* _Exercise objective_: Rewrite the material from the line containing "Identify all the" through the line containing "x-tick-label: 15: [318, 375, 335, 390]". Change every "y-tick-mark" to "y-axis-tick" and leave everything else unchanged.
╭─ Exercise materials
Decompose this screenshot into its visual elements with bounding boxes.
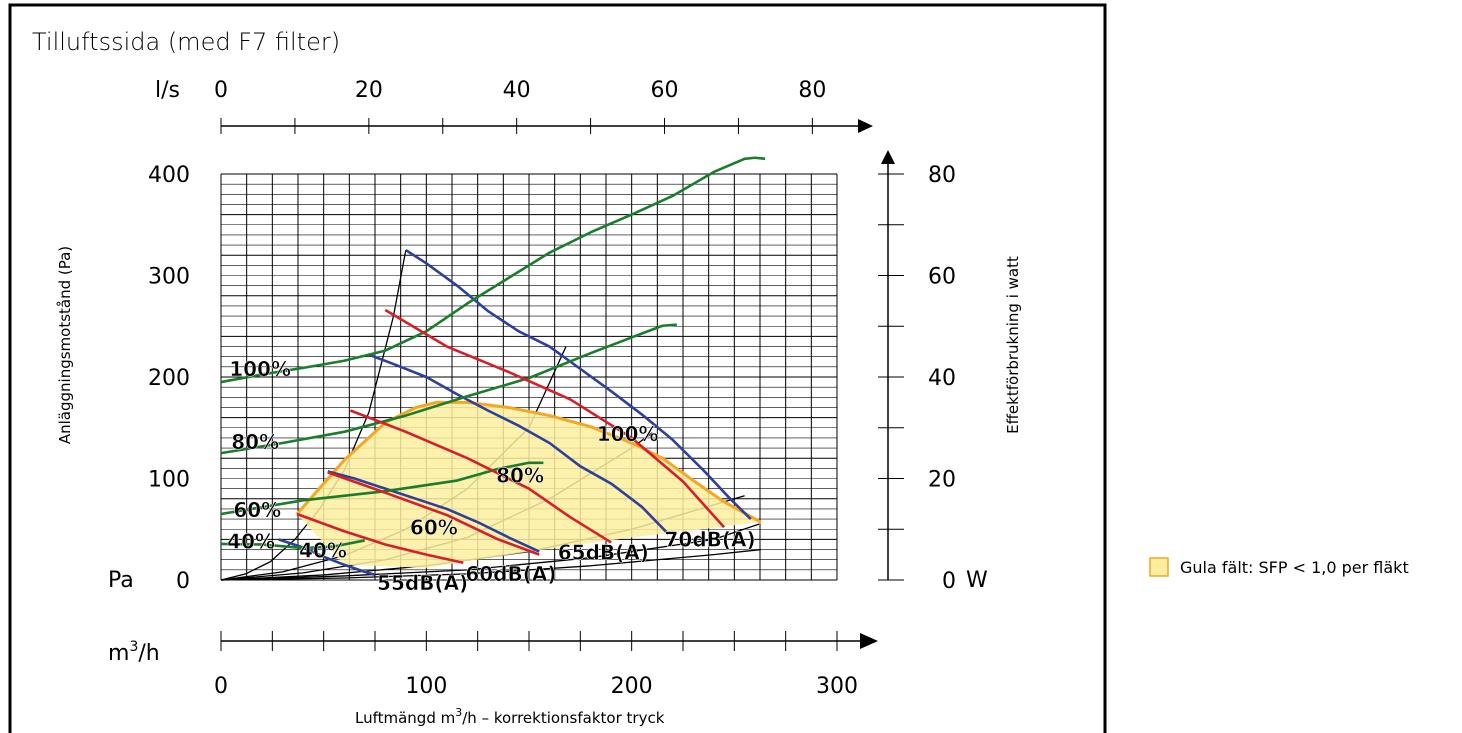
╰─
╭─ Exercise materials
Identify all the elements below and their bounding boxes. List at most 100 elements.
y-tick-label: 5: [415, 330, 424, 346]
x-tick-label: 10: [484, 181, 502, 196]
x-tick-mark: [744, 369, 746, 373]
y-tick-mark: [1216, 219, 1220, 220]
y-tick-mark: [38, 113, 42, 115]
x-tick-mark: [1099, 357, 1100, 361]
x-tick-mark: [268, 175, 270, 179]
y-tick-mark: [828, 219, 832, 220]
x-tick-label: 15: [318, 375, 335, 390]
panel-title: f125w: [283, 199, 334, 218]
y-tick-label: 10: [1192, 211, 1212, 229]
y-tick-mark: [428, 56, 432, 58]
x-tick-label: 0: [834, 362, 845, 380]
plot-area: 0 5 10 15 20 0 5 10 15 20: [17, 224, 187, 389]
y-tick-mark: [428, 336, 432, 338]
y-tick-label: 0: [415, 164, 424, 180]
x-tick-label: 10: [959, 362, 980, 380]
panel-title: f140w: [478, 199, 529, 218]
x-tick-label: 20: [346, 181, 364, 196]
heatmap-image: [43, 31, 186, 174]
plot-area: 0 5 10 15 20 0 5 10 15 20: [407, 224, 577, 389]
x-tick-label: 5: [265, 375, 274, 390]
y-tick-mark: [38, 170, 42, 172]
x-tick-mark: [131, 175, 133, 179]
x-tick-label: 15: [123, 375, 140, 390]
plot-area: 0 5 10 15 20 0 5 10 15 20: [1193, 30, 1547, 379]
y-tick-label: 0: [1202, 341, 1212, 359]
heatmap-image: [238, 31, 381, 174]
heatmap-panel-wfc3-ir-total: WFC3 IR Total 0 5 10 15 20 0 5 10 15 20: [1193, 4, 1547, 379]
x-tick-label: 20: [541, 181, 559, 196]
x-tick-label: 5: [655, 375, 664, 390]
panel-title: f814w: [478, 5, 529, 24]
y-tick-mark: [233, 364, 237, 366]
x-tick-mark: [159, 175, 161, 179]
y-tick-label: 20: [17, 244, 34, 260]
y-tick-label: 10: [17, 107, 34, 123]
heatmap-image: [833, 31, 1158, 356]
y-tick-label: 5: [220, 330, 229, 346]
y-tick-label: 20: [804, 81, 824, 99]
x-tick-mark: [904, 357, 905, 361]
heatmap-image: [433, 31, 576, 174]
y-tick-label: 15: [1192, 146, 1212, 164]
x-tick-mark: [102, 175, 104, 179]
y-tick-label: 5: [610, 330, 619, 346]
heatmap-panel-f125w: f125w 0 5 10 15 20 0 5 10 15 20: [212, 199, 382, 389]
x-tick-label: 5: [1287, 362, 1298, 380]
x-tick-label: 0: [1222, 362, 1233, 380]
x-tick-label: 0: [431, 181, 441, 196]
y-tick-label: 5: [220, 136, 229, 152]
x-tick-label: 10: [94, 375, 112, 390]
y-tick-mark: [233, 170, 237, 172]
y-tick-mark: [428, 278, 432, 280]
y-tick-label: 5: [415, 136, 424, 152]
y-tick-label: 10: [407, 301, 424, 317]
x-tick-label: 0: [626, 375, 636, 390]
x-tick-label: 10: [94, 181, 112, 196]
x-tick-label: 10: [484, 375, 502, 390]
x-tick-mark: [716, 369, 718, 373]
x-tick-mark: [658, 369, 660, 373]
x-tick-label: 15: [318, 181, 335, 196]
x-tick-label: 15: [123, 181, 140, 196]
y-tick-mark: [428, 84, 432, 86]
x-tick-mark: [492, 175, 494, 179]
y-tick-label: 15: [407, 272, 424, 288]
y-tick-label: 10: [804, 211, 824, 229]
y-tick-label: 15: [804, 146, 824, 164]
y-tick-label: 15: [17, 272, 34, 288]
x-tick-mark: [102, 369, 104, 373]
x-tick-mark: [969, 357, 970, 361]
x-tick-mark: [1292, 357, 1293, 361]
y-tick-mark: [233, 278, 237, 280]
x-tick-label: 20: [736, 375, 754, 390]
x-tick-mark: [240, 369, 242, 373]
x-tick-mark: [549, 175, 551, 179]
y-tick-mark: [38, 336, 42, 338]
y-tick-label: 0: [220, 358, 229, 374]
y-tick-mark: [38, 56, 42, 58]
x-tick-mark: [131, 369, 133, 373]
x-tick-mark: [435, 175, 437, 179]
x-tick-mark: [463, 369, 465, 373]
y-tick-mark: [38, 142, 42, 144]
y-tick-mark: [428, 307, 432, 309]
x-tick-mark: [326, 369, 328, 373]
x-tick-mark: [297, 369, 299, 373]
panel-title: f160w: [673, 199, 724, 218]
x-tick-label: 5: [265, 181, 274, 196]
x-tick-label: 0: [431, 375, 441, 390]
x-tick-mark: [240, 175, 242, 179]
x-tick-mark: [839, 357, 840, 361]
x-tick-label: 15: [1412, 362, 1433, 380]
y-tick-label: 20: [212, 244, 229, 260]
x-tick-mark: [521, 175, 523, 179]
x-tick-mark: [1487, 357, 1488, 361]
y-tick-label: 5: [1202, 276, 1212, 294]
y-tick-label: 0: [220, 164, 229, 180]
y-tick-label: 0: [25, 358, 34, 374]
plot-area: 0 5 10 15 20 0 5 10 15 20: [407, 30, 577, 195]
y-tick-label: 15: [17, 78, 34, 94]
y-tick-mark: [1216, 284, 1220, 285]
╰─
╭─ Exercise materials
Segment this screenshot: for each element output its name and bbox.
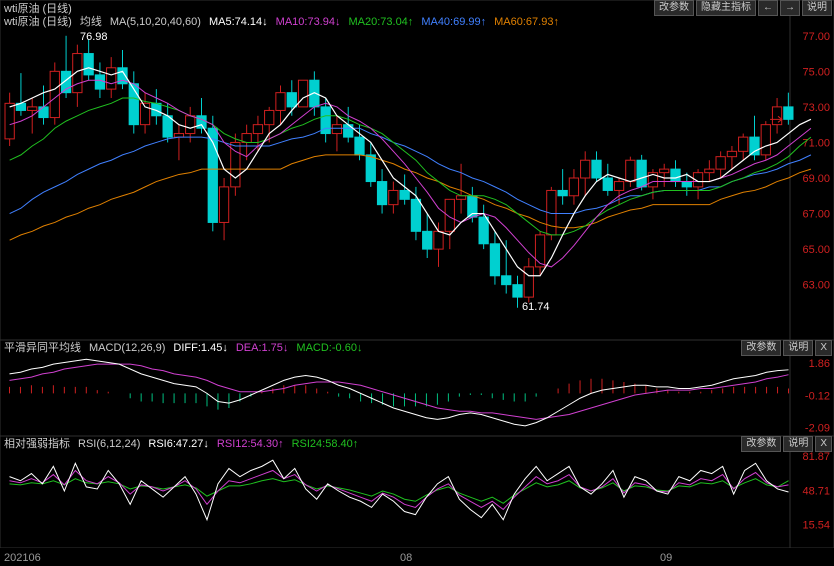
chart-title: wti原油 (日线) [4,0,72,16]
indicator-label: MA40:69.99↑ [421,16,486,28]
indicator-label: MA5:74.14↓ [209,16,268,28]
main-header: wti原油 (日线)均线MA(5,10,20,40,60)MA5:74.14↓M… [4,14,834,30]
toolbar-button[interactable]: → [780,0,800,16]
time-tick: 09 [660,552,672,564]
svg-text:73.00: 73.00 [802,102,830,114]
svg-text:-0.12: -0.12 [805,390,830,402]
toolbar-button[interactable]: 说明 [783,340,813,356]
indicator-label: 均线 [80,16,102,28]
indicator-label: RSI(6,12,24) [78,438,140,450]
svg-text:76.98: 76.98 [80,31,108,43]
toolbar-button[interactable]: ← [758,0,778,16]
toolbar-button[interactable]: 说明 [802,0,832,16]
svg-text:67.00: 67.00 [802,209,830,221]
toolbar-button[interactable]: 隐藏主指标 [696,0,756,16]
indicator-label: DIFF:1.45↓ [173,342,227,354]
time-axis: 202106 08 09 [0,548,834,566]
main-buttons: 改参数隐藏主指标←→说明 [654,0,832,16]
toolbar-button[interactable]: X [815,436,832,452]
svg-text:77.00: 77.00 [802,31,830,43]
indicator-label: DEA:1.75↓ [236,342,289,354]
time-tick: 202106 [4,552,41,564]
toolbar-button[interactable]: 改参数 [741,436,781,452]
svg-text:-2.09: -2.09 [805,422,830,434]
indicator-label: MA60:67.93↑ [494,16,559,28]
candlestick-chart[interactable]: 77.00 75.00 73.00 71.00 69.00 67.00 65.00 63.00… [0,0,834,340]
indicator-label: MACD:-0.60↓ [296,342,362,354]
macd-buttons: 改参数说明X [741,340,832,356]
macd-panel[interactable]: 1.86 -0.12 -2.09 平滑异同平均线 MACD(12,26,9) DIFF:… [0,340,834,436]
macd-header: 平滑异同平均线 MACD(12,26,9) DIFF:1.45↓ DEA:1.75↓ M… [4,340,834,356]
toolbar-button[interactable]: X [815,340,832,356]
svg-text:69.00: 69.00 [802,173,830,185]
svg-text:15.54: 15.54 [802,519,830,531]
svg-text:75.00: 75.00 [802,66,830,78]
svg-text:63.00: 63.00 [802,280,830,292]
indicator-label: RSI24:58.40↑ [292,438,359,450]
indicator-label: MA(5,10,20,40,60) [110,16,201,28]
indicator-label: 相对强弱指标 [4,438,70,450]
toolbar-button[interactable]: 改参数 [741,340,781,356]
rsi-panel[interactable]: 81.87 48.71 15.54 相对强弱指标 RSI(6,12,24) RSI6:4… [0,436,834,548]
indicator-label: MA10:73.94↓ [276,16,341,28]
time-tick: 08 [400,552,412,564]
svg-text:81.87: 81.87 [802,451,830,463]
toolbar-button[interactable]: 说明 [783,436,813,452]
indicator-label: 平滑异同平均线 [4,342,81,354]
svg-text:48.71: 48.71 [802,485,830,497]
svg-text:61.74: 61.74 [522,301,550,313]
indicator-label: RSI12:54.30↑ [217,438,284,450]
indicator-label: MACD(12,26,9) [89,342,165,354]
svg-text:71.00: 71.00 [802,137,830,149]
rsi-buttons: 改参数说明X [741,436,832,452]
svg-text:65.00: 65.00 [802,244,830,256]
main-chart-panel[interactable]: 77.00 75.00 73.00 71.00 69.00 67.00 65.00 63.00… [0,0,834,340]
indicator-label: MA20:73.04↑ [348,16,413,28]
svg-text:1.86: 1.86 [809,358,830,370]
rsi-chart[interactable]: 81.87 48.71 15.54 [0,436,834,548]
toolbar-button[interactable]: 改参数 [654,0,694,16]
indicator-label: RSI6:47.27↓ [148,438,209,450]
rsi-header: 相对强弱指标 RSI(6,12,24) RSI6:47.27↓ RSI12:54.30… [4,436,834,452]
╰─
* _Solution to this exercise_:
Identify all the elements below and their bounding boxes. List at most 100 elements.
y-tick-label: 5: [415, 330, 424, 346]
x-tick-label: 10: [484, 181, 502, 196]
x-tick-mark: [744, 369, 746, 373]
y-axis-tick: [1216, 219, 1220, 220]
y-axis-tick: [38, 113, 42, 115]
x-tick-mark: [1099, 357, 1100, 361]
x-tick-mark: [268, 175, 270, 179]
y-axis-tick: [828, 219, 832, 220]
x-tick-label: 15: [318, 375, 335, 390]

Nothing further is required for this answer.